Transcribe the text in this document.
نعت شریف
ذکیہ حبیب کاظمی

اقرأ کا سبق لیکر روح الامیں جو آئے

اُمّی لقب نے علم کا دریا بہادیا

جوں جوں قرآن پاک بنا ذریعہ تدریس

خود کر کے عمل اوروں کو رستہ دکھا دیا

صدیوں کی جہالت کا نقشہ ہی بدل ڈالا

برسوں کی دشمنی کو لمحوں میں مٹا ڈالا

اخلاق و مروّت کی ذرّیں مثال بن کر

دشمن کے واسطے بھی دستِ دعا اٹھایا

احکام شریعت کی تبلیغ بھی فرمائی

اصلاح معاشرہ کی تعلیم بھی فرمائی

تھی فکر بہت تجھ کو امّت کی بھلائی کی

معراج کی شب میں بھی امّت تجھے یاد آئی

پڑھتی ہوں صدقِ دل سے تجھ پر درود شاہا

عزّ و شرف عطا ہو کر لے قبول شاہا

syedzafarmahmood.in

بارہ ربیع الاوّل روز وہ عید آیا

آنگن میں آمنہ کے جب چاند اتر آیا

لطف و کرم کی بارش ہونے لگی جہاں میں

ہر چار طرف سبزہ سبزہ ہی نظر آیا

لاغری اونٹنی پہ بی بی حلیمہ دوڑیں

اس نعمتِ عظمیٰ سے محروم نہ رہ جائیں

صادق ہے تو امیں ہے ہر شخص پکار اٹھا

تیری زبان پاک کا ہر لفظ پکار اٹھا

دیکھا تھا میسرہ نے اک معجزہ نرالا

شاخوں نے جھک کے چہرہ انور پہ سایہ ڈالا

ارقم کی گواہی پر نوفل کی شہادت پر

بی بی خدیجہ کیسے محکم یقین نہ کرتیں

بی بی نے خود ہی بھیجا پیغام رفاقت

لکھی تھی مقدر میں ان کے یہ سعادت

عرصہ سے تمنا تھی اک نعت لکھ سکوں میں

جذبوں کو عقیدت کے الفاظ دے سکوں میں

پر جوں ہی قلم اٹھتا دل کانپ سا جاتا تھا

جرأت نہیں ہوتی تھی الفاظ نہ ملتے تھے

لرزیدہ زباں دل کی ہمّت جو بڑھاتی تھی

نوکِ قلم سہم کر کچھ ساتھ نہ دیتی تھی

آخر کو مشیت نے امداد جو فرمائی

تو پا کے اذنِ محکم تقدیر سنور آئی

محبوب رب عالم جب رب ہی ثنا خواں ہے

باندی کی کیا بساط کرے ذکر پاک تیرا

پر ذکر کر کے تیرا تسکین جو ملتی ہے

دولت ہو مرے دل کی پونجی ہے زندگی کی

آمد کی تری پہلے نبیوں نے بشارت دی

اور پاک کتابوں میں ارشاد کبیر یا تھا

****

### Directions:
Reproduce each entry word for word.

### Full output:
Transcribe the text in this document.
نعت شریف
ذکیہ حبیب کاظمی

اقرأ کا سبق لیکر روح الامیں جو آئے

اُمّی لقب نے علم کا دریا بہادیا

جوں جوں قرآن پاک بنا ذریعہ تدریس

خود کر کے عمل اوروں کو رستہ دکھا دیا

صدیوں کی جہالت کا نقشہ ہی بدل ڈالا

برسوں کی دشمنی کو لمحوں میں مٹا ڈالا

اخلاق و مروّت کی ذرّیں مثال بن کر

دشمن کے واسطے بھی دستِ دعا اٹھایا

احکام شریعت کی تبلیغ بھی فرمائی

اصلاح معاشرہ کی تعلیم بھی فرمائی

تھی فکر بہت تجھ کو امّت کی بھلائی کی

معراج کی شب میں بھی امّت تجھے یاد آئی

پڑھتی ہوں صدقِ دل سے تجھ پر درود شاہا

عزّ و شرف عطا ہو کر لے قبول شاہا

syedzafarmahmood.in

بارہ ربیع الاوّل روز وہ عید آیا

آنگن میں آمنہ کے جب چاند اتر آیا

لطف و کرم کی بارش ہونے لگی جہاں میں

ہر چار طرف سبزہ سبزہ ہی نظر آیا

لاغری اونٹنی پہ بی بی حلیمہ دوڑیں

اس نعمتِ عظمیٰ سے محروم نہ رہ جائیں

صادق ہے تو امیں ہے ہر شخص پکار اٹھا

تیری زبان پاک کا ہر لفظ پکار اٹھا

دیکھا تھا میسرہ نے اک معجزہ نرالا

شاخوں نے جھک کے چہرہ انور پہ سایہ ڈالا

ارقم کی گواہی پر نوفل کی شہادت پر

بی بی خدیجہ کیسے محکم یقین نہ کرتیں

بی بی نے خود ہی بھیجا پیغام رفاقت

لکھی تھی مقدر میں ان کے یہ سعادت

عرصہ سے تمنا تھی اک نعت لکھ سکوں میں

جذبوں کو عقیدت کے الفاظ دے سکوں میں

پر جوں ہی قلم اٹھتا دل کانپ سا جاتا تھا

جرأت نہیں ہوتی تھی الفاظ نہ ملتے تھے

لرزیدہ زباں دل کی ہمّت جو بڑھاتی تھی

نوکِ قلم سہم کر کچھ ساتھ نہ دیتی تھی

آخر کو مشیت نے امداد جو فرمائی

تو پا کے اذنِ محکم تقدیر سنور آئی

محبوب رب عالم جب رب ہی ثنا خواں ہے

باندی کی کیا بساط کرے ذکر پاک تیرا

پر ذکر کر کے تیرا تسکین جو ملتی ہے

دولت ہو مرے دل کی پونجی ہے زندگی کی

آمد کی تری پہلے نبیوں نے بشارت دی

اور پاک کتابوں میں ارشاد کبیر یا تھا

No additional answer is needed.